(EXERCISE MATERIAL):
· · · · · · ·

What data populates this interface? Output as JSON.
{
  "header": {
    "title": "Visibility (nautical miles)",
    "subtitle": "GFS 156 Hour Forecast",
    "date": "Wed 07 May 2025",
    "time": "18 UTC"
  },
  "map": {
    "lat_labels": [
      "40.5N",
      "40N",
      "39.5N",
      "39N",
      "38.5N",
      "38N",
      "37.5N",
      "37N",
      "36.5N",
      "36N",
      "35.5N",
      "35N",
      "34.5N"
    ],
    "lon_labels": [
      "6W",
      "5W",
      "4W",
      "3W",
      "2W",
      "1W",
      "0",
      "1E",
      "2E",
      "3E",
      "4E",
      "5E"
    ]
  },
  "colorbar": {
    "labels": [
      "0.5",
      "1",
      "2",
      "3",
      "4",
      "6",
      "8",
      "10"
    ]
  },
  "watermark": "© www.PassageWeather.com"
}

· · · · · · ·

(OBJECTIVE): Exactly reproduce all of the entries above.

(COMPLETE ANSWER):
What data populates this interface? Output as JSON.
{
  "header": {
    "title": "Visibility (nautical miles)",
    "subtitle": "GFS 156 Hour Forecast",
    "date": "Wed 07 May 2025",
    "time": "18 UTC"
  },
  "map": {
    "lat_labels": [
      "40.5N",
      "40N",
      "39.5N",
      "39N",
      "38.5N",
      "38N",
      "37.5N",
      "37N",
      "36.5N",
      "36N",
      "35.5N",
      "35N",
      "34.5N"
    ],
    "lon_labels": [
      "6W",
      "5W",
      "4W",
      "3W",
      "2W",
      "1W",
      "0",
      "1E",
      "2E",
      "3E",
      "4E",
      "5E"
    ]
  },
  "colorbar": {
    "labels": [
      "0.5",
      "1",
      "2",
      "3",
      "4",
      "6",
      "8",
      "10"
    ]
  },
  "watermark": "© www.PassageWeather.com"
}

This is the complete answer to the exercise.